## YOUR TASK
Go through the listing and write out all of it exactly.

## DATA EXTRACT
_____

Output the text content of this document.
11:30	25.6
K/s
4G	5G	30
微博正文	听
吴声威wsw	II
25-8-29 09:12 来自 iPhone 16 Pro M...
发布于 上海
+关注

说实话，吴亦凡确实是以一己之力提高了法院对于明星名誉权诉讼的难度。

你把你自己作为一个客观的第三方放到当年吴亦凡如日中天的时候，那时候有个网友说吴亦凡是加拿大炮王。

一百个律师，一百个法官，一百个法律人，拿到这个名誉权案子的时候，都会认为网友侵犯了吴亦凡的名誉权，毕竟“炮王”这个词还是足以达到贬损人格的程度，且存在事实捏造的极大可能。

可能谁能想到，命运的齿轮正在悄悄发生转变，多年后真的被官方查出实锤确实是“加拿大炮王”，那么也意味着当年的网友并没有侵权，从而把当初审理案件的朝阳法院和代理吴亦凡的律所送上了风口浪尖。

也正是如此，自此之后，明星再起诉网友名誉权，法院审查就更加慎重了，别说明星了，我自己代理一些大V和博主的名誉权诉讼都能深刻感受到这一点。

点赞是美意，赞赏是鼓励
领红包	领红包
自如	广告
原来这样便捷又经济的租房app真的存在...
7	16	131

_____

## FULL SOLUTION
Output the text content of this document.
11:30	25.6
K/s
4G	5G	30
微博正文	听
吴声威wsw	II
25-8-29 09:12 来自 iPhone 16 Pro M...
发布于 上海
+关注

说实话，吴亦凡确实是以一己之力提高了法院对于明星名誉权诉讼的难度。

你把你自己作为一个客观的第三方放到当年吴亦凡如日中天的时候，那时候有个网友说吴亦凡是加拿大炮王。

一百个律师，一百个法官，一百个法律人，拿到这个名誉权案子的时候，都会认为网友侵犯了吴亦凡的名誉权，毕竟“炮王”这个词还是足以达到贬损人格的程度，且存在事实捏造的极大可能。

可能谁能想到，命运的齿轮正在悄悄发生转变，多年后真的被官方查出实锤确实是“加拿大炮王”，那么也意味着当年的网友并没有侵权，从而把当初审理案件的朝阳法院和代理吴亦凡的律所送上了风口浪尖。

也正是如此，自此之后，明星再起诉网友名誉权，法院审查就更加慎重了，别说明星了，我自己代理一些大V和博主的名誉权诉讼都能深刻感受到这一点。

点赞是美意，赞赏是鼓励
领红包	领红包
自如	广告
原来这样便捷又经济的租房app真的存在...
7	16	131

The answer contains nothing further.